| Exercise description |
Identify and copy all lines of the material where the string "people" is found.

| Data |
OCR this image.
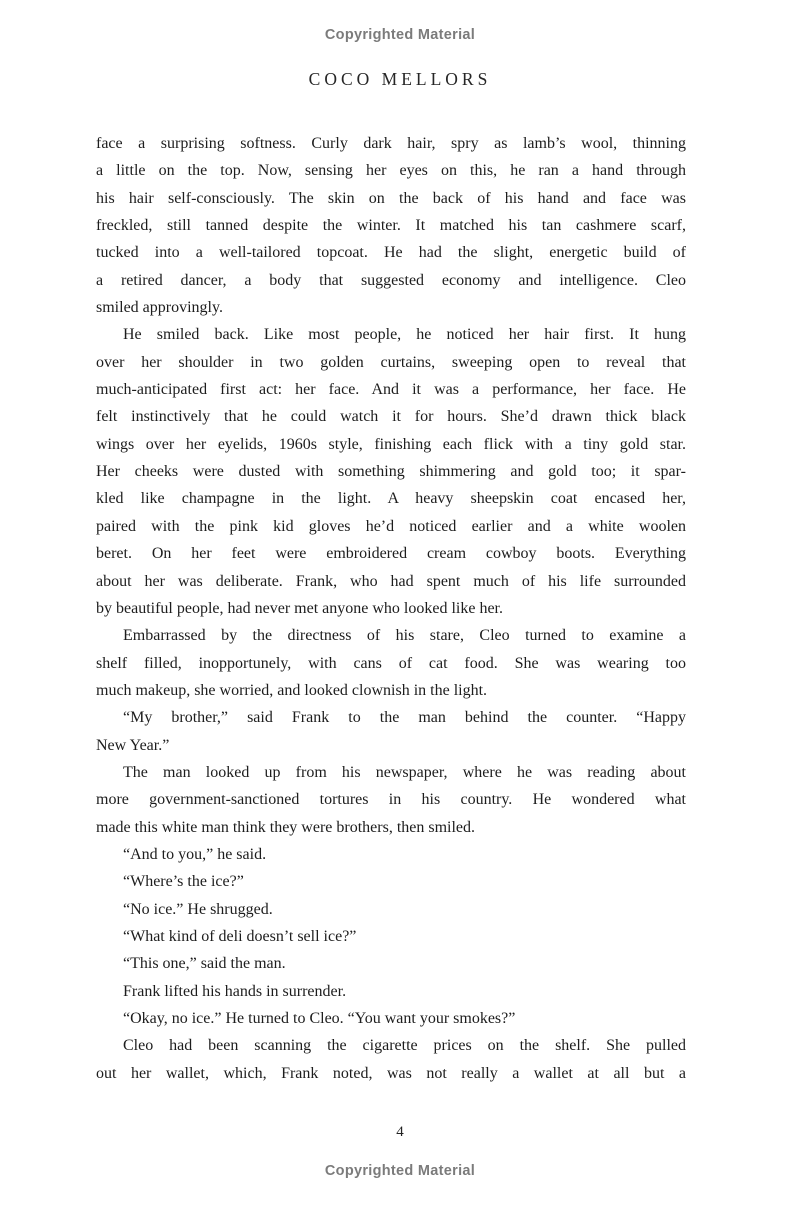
Copyrighted Material
COCO MELLORS
face a surprising softness. Curly dark hair, spry as lamb’s wool, thinning
a little on the top. Now, sensing her eyes on this, he ran a hand through
his hair self-consciously. The skin on the back of his hand and face was
freckled, still tanned despite the winter. It matched his tan cashmere scarf,
tucked into a well-tailored topcoat. He had the slight, energetic build of
a retired dancer, a body that suggested economy and intelligence. Cleo
smiled approvingly.
He smiled back. Like most people, he noticed her hair first. It hung
over her shoulder in two golden curtains, sweeping open to reveal that
much-anticipated first act: her face. And it was a performance, her face. He
felt instinctively that he could watch it for hours. She’d drawn thick black
wings over her eyelids, 1960s style, finishing each flick with a tiny gold star.
Her cheeks were dusted with something shimmering and gold too; it spar-
kled like champagne in the light. A heavy sheepskin coat encased her,
paired with the pink kid gloves he’d noticed earlier and a white woolen
beret. On her feet were embroidered cream cowboy boots. Everything
about her was deliberate. Frank, who had spent much of his life surrounded
by beautiful people, had never met anyone who looked like her.
Embarrassed by the directness of his stare, Cleo turned to examine a
shelf filled, inopportunely, with cans of cat food. She was wearing too
much makeup, she worried, and looked clownish in the light.
“My brother,” said Frank to the man behind the counter. “Happy
New Year.”
The man looked up from his newspaper, where he was reading about
more government-sanctioned tortures in his country. He wondered what
made this white man think they were brothers, then smiled.
“And to you,” he said.
“Where’s the ice?”
“No ice.” He shrugged.
“What kind of deli doesn’t sell ice?”
“This one,” said the man.
Frank lifted his hands in surrender.
“Okay, no ice.” He turned to Cleo. “You want your smokes?”
Cleo had been scanning the cigarette prices on the shelf. She pulled
out her wallet, which, Frank noted, was not really a wallet at all but a
4
Copyrighted Material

| Result of this exercise |
He smiled back. Like most people, he noticed her hair first. It hung
by beautiful people, had never met anyone who looked like her.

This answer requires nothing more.